# PROBLEM
What is the number of lines containing the word "name"? Give that number alone.

======== GIVEN INFORMATION ========

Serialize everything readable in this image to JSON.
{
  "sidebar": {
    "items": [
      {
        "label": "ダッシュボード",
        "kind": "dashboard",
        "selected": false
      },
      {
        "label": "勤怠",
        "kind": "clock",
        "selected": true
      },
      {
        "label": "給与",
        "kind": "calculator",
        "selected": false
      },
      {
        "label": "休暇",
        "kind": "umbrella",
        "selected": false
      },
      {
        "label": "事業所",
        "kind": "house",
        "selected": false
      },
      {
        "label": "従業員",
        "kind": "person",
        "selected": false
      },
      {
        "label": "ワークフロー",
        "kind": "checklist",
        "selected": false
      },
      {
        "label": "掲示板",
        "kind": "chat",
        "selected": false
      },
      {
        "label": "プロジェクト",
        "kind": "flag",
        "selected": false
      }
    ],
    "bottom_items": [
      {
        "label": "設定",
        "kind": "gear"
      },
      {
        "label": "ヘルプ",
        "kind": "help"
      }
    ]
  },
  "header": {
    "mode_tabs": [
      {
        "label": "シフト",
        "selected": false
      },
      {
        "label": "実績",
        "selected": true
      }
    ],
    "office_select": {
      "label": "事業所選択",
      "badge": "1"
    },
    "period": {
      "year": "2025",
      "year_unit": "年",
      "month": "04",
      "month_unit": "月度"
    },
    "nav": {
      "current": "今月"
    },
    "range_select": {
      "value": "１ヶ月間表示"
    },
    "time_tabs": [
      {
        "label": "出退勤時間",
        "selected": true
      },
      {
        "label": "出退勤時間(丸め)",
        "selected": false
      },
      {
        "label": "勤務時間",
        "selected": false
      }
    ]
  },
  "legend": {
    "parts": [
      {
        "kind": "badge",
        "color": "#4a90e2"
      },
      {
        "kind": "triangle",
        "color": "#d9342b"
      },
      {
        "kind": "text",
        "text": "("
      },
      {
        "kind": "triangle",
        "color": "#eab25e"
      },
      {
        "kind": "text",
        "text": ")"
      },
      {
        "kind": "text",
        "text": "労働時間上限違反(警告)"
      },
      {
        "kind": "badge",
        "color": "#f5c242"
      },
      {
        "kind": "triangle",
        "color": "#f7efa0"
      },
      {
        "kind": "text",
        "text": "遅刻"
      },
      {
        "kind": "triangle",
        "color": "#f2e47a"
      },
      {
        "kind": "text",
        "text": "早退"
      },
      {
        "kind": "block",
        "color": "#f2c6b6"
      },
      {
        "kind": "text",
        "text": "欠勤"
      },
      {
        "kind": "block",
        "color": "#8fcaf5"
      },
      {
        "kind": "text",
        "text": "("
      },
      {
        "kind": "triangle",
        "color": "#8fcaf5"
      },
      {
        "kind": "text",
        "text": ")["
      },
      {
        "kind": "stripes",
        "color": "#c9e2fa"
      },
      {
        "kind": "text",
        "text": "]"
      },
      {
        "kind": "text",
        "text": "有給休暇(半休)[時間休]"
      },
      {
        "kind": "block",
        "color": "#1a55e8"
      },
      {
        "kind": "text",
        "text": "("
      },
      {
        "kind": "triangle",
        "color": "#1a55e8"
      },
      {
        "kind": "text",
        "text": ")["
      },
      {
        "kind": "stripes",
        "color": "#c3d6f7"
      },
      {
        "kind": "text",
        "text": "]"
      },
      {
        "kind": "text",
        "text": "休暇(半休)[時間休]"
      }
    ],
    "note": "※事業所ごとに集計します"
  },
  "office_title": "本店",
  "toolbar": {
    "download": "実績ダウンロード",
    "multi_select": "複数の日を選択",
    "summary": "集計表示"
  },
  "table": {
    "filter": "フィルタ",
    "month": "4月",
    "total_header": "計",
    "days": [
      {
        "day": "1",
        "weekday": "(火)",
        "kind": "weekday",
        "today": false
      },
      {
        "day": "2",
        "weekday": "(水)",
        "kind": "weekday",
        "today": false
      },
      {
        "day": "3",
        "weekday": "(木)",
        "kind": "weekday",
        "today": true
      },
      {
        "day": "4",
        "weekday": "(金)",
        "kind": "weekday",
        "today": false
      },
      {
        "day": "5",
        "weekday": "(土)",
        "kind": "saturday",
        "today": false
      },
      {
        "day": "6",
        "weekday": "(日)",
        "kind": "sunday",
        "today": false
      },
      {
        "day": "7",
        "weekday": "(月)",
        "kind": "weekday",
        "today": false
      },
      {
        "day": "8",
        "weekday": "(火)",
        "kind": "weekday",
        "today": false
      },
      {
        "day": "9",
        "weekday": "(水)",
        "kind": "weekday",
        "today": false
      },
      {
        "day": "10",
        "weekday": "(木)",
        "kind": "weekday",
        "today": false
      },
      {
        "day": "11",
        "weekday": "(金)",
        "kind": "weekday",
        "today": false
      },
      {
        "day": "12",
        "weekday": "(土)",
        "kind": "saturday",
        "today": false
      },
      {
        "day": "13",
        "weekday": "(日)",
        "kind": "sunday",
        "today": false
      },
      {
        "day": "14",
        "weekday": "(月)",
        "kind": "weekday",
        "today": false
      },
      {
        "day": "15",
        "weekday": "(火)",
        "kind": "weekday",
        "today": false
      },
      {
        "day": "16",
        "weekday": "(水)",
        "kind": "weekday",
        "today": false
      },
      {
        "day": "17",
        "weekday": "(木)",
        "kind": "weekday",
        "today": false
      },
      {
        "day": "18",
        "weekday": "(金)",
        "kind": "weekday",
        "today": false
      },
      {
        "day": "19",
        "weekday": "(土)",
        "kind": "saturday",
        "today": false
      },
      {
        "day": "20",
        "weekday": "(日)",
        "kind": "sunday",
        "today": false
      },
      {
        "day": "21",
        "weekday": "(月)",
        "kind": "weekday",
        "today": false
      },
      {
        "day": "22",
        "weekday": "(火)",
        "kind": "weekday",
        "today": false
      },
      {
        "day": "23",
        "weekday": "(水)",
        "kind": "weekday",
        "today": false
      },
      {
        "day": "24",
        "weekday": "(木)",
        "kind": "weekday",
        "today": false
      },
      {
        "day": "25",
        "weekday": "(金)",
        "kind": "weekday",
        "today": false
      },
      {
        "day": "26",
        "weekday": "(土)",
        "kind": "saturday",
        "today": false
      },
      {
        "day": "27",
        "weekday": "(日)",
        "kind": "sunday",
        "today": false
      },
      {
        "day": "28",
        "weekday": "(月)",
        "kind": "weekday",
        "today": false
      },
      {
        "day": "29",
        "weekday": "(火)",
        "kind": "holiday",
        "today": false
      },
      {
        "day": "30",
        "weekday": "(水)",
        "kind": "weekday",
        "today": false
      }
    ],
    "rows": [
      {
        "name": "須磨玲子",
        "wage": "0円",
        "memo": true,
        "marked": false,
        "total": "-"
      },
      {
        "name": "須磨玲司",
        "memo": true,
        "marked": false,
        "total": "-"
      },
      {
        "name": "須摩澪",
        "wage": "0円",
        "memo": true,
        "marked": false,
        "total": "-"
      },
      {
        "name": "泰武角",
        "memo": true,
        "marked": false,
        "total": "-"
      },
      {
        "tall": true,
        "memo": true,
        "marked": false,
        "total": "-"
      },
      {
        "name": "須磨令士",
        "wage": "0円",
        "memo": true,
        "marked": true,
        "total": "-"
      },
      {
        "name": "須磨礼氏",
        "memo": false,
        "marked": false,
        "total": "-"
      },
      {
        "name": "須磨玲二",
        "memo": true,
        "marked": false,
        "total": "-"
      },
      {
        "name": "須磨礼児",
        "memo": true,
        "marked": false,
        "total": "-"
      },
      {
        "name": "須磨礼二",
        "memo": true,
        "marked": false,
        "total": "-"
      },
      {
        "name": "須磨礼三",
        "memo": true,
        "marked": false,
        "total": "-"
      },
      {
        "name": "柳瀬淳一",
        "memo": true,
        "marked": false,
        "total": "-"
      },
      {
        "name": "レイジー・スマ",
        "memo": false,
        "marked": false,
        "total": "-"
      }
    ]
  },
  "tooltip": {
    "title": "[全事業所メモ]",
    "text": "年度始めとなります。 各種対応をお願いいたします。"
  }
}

========

# RESPONSE TO THE EXERCISE
12